* Information shown
- - -
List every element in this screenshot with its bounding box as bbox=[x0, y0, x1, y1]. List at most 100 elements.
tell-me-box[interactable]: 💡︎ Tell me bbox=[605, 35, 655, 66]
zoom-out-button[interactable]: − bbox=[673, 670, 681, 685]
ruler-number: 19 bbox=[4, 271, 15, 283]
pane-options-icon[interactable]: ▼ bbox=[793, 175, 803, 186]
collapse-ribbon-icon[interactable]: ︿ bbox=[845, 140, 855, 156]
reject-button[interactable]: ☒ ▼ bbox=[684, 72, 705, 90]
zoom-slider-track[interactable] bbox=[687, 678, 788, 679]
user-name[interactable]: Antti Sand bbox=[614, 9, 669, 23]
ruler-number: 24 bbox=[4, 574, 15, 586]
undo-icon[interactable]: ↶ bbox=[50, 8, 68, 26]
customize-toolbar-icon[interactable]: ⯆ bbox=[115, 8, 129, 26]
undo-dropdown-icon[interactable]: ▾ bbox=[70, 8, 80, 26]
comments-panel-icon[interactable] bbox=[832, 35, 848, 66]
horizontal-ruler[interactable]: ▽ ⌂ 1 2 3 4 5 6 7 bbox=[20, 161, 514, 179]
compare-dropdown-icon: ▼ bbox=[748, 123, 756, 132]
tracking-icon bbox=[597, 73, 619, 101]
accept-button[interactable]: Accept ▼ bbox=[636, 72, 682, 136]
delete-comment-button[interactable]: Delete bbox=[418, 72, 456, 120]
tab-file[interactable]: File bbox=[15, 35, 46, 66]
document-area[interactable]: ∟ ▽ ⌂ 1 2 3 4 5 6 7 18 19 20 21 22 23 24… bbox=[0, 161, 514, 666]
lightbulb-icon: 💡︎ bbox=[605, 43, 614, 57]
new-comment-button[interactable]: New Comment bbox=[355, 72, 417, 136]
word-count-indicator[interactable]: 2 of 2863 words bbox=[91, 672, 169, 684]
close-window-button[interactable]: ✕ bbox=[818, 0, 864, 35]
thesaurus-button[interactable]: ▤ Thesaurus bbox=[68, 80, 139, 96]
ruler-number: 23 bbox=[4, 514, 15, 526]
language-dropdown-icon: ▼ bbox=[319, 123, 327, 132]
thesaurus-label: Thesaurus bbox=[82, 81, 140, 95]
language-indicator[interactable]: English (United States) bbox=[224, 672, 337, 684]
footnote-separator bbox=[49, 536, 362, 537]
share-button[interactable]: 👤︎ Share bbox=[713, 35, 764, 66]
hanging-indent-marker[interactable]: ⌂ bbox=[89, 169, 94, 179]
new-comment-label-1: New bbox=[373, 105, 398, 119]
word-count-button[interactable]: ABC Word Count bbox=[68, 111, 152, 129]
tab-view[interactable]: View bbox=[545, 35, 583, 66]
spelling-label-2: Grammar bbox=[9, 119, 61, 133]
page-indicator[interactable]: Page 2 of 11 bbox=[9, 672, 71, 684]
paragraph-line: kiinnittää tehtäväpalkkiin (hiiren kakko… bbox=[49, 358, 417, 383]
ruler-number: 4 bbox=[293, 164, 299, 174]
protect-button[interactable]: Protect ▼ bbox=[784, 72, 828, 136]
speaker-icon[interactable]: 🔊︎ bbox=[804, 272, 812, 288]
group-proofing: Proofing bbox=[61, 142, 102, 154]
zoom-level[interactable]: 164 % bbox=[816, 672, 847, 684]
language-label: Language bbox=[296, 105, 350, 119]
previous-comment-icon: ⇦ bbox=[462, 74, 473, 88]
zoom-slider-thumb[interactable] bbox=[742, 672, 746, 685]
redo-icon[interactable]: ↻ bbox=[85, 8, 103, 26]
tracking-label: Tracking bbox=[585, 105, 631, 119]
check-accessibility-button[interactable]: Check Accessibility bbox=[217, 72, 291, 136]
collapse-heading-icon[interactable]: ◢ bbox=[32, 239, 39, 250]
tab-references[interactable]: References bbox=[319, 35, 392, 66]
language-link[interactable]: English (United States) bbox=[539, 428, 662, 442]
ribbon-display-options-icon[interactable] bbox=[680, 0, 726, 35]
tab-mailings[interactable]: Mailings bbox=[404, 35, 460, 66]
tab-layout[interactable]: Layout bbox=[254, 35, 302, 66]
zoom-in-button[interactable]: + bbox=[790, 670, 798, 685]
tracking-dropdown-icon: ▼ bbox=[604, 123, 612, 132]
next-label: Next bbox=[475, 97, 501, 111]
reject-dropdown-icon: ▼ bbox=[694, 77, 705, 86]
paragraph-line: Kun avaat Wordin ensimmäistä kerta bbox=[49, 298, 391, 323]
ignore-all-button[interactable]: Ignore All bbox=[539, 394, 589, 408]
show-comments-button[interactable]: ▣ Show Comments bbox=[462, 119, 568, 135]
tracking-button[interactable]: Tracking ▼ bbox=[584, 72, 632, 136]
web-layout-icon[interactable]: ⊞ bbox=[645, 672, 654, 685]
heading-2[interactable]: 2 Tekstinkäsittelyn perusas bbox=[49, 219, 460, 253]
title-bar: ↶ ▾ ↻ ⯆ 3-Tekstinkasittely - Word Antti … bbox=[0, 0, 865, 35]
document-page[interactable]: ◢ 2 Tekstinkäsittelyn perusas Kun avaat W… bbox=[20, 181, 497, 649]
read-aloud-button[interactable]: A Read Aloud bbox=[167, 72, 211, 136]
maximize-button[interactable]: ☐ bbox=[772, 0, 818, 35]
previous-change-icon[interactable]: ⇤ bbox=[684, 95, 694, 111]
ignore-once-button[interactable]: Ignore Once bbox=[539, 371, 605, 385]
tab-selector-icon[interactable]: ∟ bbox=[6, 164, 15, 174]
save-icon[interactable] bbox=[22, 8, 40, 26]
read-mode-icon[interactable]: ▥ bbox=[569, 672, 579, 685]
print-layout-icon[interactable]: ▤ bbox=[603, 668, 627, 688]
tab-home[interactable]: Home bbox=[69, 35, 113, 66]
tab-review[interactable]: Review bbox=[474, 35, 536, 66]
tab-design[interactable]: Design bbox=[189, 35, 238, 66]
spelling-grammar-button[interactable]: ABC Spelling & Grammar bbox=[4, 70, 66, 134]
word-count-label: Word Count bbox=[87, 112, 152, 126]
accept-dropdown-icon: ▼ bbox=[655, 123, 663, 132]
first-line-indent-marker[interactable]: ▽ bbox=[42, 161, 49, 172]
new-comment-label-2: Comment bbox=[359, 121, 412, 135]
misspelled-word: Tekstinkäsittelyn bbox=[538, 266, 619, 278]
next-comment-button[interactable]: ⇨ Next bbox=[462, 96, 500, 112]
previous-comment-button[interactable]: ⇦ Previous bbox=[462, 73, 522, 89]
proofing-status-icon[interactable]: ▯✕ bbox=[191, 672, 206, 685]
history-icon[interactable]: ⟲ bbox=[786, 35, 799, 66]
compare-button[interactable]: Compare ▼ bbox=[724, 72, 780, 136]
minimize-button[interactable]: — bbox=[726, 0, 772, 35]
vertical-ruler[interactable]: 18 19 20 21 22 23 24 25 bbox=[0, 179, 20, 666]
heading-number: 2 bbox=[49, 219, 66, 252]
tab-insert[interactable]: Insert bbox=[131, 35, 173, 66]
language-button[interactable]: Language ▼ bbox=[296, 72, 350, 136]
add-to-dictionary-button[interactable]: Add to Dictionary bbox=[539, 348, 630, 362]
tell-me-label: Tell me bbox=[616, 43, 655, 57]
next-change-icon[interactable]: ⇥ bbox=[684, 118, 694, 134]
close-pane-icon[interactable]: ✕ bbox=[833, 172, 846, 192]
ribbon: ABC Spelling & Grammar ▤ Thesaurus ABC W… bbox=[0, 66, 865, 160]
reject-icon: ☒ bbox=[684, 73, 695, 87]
- - -
Extract every line of the rows above that contains the word "number", treating uppercase and lowercase as different.

ruler-number: 19 bbox=[4, 271, 15, 283]
ruler-number: 24 bbox=[4, 574, 15, 586]
ruler-number: 23 bbox=[4, 514, 15, 526]
ruler-number: 4 bbox=[293, 164, 299, 174]
heading-number: 2 bbox=[49, 219, 66, 252]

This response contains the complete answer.